Lines of data:

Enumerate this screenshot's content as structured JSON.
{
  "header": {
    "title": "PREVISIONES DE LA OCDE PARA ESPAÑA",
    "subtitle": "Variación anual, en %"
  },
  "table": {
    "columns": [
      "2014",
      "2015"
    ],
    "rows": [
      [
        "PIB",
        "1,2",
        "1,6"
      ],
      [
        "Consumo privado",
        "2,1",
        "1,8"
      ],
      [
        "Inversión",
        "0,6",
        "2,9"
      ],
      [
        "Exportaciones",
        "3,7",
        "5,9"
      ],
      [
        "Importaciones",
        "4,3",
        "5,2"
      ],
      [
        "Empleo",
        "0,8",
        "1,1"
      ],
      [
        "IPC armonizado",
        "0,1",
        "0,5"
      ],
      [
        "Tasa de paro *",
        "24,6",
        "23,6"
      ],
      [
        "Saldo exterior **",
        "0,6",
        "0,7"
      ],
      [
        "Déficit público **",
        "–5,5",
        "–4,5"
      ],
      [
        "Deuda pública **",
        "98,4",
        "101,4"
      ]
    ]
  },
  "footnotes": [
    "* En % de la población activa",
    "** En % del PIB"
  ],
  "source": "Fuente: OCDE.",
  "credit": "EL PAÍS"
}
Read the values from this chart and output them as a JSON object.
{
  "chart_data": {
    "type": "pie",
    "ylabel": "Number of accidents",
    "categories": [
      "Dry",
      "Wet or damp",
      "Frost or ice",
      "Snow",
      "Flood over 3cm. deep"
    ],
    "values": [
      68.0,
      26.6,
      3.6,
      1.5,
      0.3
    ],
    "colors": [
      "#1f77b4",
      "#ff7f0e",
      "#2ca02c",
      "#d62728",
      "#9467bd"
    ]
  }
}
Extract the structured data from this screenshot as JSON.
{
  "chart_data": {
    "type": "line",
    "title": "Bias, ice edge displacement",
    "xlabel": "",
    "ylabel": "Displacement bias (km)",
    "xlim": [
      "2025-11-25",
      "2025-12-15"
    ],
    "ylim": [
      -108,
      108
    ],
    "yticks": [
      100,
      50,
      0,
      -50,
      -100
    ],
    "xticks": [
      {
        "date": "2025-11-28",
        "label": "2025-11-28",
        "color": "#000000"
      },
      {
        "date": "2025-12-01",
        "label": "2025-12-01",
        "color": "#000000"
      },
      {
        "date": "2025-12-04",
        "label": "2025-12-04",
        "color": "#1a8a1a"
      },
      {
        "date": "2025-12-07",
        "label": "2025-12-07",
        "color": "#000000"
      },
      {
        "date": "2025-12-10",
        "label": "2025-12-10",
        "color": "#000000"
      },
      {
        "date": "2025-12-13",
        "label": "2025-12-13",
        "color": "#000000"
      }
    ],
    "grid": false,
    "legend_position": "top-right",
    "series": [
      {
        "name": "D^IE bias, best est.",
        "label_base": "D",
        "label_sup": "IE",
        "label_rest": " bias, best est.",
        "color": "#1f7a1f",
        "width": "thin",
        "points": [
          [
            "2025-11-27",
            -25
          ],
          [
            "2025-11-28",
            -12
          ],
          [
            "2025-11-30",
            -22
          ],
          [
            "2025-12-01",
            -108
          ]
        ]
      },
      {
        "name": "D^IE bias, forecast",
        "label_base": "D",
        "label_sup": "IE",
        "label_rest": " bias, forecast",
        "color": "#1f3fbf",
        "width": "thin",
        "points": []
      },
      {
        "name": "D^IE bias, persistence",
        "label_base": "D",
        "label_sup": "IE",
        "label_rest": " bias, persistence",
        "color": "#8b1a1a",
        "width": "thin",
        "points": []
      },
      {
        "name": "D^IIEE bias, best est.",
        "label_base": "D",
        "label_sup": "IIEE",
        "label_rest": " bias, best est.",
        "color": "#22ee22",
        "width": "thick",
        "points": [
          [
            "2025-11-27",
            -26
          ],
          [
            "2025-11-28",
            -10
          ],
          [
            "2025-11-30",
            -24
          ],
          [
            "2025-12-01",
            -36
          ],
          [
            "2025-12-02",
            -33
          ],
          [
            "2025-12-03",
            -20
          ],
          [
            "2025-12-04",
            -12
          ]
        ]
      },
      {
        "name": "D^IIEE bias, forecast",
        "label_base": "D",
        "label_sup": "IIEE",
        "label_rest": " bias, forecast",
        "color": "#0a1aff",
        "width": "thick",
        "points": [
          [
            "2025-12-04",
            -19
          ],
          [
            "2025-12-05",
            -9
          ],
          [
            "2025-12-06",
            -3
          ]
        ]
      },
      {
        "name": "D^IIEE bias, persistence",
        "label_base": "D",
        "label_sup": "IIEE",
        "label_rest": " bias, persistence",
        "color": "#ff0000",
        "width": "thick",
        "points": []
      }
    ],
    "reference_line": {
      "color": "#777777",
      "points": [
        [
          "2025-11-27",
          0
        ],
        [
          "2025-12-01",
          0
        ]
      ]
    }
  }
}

● What to produce
Copy every line verbatim.

● Output below
Enumerate this screenshot's content as structured JSON.
{
  "header": {
    "title": "PREVISIONES DE LA OCDE PARA ESPAÑA",
    "subtitle": "Variación anual, en %"
  },
  "table": {
    "columns": [
      "2014",
      "2015"
    ],
    "rows": [
      [
        "PIB",
        "1,2",
        "1,6"
      ],
      [
        "Consumo privado",
        "2,1",
        "1,8"
      ],
      [
        "Inversión",
        "0,6",
        "2,9"
      ],
      [
        "Exportaciones",
        "3,7",
        "5,9"
      ],
      [
        "Importaciones",
        "4,3",
        "5,2"
      ],
      [
        "Empleo",
        "0,8",
        "1,1"
      ],
      [
        "IPC armonizado",
        "0,1",
        "0,5"
      ],
      [
        "Tasa de paro *",
        "24,6",
        "23,6"
      ],
      [
        "Saldo exterior **",
        "0,6",
        "0,7"
      ],
      [
        "Déficit público **",
        "–5,5",
        "–4,5"
      ],
      [
        "Deuda pública **",
        "98,4",
        "101,4"
      ]
    ]
  },
  "footnotes": [
    "* En % de la población activa",
    "** En % del PIB"
  ],
  "source": "Fuente: OCDE.",
  "credit": "EL PAÍS"
}
Read the values from this chart and output them as a JSON object.
{
  "chart_data": {
    "type": "pie",
    "ylabel": "Number of accidents",
    "categories": [
      "Dry",
      "Wet or damp",
      "Frost or ice",
      "Snow",
      "Flood over 3cm. deep"
    ],
    "values": [
      68.0,
      26.6,
      3.6,
      1.5,
      0.3
    ],
    "colors": [
      "#1f77b4",
      "#ff7f0e",
      "#2ca02c",
      "#d62728",
      "#9467bd"
    ]
  }
}
Extract the structured data from this screenshot as JSON.
{
  "chart_data": {
    "type": "line",
    "title": "Bias, ice edge displacement",
    "xlabel": "",
    "ylabel": "Displacement bias (km)",
    "xlim": [
      "2025-11-25",
      "2025-12-15"
    ],
    "ylim": [
      -108,
      108
    ],
    "yticks": [
      100,
      50,
      0,
      -50,
      -100
    ],
    "xticks": [
      {
        "date": "2025-11-28",
        "label": "2025-11-28",
        "color": "#000000"
      },
      {
        "date": "2025-12-01",
        "label": "2025-12-01",
        "color": "#000000"
      },
      {
        "date": "2025-12-04",
        "label": "2025-12-04",
        "color": "#1a8a1a"
      },
      {
        "date": "2025-12-07",
        "label": "2025-12-07",
        "color": "#000000"
      },
      {
        "date": "2025-12-10",
        "label": "2025-12-10",
        "color": "#000000"
      },
      {
        "date": "2025-12-13",
        "label": "2025-12-13",
        "color": "#000000"
      }
    ],
    "grid": false,
    "legend_position": "top-right",
    "series": [
      {
        "name": "D^IE bias, best est.",
        "label_base": "D",
        "label_sup": "IE",
        "label_rest": " bias, best est.",
        "color": "#1f7a1f",
        "width": "thin",
        "points": [
          [
            "2025-11-27",
            -25
          ],
          [
            "2025-11-28",
            -12
          ],
          [
            "2025-11-30",
            -22
          ],
          [
            "2025-12-01",
            -108
          ]
        ]
      },
      {
        "name": "D^IE bias, forecast",
        "label_base": "D",
        "label_sup": "IE",
        "label_rest": " bias, forecast",
        "color": "#1f3fbf",
        "width": "thin",
        "points": []
      },
      {
        "name": "D^IE bias, persistence",
        "label_base": "D",
        "label_sup": "IE",
        "label_rest": " bias, persistence",
        "color": "#8b1a1a",
        "width": "thin",
        "points": []
      },
      {
        "name": "D^IIEE bias, best est.",
        "label_base": "D",
        "label_sup": "IIEE",
        "label_rest": " bias, best est.",
        "color": "#22ee22",
        "width": "thick",
        "points": [
          [
            "2025-11-27",
            -26
          ],
          [
            "2025-11-28",
            -10
          ],
          [
            "2025-11-30",
            -24
          ],
          [
            "2025-12-01",
            -36
          ],
          [
            "2025-12-02",
            -33
          ],
          [
            "2025-12-03",
            -20
          ],
          [
            "2025-12-04",
            -12
          ]
        ]
      },
      {
        "name": "D^IIEE bias, forecast",
        "label_base": "D",
        "label_sup": "IIEE",
        "label_rest": " bias, forecast",
        "color": "#0a1aff",
        "width": "thick",
        "points": [
          [
            "2025-12-04",
            -19
          ],
          [
            "2025-12-05",
            -9
          ],
          [
            "2025-12-06",
            -3
          ]
        ]
      },
      {
        "name": "D^IIEE bias, persistence",
        "label_base": "D",
        "label_sup": "IIEE",
        "label_rest": " bias, persistence",
        "color": "#ff0000",
        "width": "thick",
        "points": []
      }
    ],
    "reference_line": {
      "color": "#777777",
      "points": [
        [
          "2025-11-27",
          0
        ],
        [
          "2025-12-01",
          0
        ]
      ]
    }
  }
}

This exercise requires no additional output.